» SET EXERCISE
State the number of lines, and only that number, in which the word "roku" appears.
═══ MATERIAL TO PROCESS
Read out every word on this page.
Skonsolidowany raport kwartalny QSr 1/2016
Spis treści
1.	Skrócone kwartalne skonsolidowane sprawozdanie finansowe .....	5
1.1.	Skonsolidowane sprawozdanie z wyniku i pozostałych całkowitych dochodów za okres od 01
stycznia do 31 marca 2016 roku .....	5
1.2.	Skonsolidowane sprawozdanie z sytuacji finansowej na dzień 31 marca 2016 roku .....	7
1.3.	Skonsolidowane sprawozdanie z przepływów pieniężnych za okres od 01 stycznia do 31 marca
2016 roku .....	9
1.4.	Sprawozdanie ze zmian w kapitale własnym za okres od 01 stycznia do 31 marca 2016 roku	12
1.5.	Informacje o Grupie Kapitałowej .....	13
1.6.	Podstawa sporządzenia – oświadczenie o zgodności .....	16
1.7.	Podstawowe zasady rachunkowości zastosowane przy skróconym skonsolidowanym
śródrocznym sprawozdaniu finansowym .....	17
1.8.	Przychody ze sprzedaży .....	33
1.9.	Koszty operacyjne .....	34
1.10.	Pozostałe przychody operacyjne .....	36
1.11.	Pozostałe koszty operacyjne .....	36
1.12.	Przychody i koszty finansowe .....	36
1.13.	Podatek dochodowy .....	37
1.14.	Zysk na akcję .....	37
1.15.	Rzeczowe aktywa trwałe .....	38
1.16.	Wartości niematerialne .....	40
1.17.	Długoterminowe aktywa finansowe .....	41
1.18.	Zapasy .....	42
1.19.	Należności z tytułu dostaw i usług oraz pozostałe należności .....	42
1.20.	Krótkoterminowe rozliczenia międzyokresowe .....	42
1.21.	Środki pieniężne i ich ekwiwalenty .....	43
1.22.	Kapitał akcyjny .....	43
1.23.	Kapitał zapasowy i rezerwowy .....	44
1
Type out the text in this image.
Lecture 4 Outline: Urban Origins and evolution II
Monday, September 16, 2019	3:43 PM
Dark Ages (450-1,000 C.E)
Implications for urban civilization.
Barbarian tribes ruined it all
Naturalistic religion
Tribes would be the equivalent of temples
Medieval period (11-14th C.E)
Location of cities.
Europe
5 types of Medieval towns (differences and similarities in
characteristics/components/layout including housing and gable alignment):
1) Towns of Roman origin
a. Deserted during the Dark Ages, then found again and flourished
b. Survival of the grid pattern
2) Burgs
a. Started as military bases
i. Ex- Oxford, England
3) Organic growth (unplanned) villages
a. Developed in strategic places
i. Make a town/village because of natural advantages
══════
» EXPECTED ANSWER
4